* _Task directions_
Write out exactly the lines running from the one that contains "Decode this image" through the end of the material.

-- Start of Dataset records --

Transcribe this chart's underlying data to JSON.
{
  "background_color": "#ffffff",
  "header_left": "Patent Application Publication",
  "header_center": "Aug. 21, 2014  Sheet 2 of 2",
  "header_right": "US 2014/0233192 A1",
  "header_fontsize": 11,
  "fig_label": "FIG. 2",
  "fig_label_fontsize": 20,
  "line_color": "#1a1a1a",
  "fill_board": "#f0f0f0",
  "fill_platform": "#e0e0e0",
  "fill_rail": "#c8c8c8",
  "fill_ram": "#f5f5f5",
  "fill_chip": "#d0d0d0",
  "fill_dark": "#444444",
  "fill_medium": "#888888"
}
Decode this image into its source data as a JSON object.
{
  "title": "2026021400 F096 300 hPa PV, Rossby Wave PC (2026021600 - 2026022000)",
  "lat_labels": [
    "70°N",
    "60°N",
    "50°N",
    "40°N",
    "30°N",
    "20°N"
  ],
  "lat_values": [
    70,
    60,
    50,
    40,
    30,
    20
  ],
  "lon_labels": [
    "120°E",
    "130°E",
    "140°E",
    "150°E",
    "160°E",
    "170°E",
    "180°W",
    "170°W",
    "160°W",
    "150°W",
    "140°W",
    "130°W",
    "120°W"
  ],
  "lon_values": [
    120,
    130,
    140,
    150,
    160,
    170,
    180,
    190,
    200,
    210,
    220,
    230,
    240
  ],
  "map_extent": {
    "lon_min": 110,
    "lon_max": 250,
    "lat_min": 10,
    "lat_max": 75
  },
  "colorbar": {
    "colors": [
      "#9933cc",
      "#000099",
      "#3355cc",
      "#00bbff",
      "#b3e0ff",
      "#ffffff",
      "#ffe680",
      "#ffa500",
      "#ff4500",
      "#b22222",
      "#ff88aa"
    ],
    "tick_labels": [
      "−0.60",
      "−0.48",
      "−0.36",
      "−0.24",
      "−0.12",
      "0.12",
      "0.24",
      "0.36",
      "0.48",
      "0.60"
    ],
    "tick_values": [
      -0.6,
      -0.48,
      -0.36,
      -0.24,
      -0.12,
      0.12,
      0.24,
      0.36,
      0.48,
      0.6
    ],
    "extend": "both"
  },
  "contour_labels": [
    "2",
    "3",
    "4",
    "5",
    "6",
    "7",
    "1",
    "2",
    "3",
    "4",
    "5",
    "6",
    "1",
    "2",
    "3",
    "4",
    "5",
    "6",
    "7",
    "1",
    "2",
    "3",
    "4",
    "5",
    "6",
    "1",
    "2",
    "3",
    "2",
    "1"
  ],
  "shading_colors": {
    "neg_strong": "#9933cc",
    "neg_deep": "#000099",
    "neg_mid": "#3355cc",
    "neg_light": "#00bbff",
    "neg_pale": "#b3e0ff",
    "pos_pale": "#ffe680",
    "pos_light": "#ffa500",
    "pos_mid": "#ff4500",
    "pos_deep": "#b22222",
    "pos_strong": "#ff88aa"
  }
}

-- End of Dataset records --

* _Task response_
Decode this image into its source data as a JSON object.
{
  "title": "2026021400 F096 300 hPa PV, Rossby Wave PC (2026021600 - 2026022000)",
  "lat_labels": [
    "70°N",
    "60°N",
    "50°N",
    "40°N",
    "30°N",
    "20°N"
  ],
  "lat_values": [
    70,
    60,
    50,
    40,
    30,
    20
  ],
  "lon_labels": [
    "120°E",
    "130°E",
    "140°E",
    "150°E",
    "160°E",
    "170°E",
    "180°W",
    "170°W",
    "160°W",
    "150°W",
    "140°W",
    "130°W",
    "120°W"
  ],
  "lon_values": [
    120,
    130,
    140,
    150,
    160,
    170,
    180,
    190,
    200,
    210,
    220,
    230,
    240
  ],
  "map_extent": {
    "lon_min": 110,
    "lon_max": 250,
    "lat_min": 10,
    "lat_max": 75
  },
  "colorbar": {
    "colors": [
      "#9933cc",
      "#000099",
      "#3355cc",
      "#00bbff",
      "#b3e0ff",
      "#ffffff",
      "#ffe680",
      "#ffa500",
      "#ff4500",
      "#b22222",
      "#ff88aa"
    ],
    "tick_labels": [
      "−0.60",
      "−0.48",
      "−0.36",
      "−0.24",
      "−0.12",
      "0.12",
      "0.24",
      "0.36",
      "0.48",
      "0.60"
    ],
    "tick_values": [
      -0.6,
      -0.48,
      -0.36,
      -0.24,
      -0.12,
      0.12,
      0.24,
      0.36,
      0.48,
      0.6
    ],
    "extend": "both"
  },
  "contour_labels": [
    "2",
    "3",
    "4",
    "5",
    "6",
    "7",
    "1",
    "2",
    "3",
    "4",
    "5",
    "6",
    "1",
    "2",
    "3",
    "4",
    "5",
    "6",
    "7",
    "1",
    "2",
    "3",
    "4",
    "5",
    "6",
    "1",
    "2",
    "3",
    "2",
    "1"
  ],
  "shading_colors": {
    "neg_strong": "#9933cc",
    "neg_deep": "#000099",
    "neg_mid": "#3355cc",
    "neg_light": "#00bbff",
    "neg_pale": "#b3e0ff",
    "pos_pale": "#ffe680",
    "pos_light": "#ffa500",
    "pos_mid": "#ff4500",
    "pos_deep": "#b22222",
    "pos_strong": "#ff88aa"
  }
}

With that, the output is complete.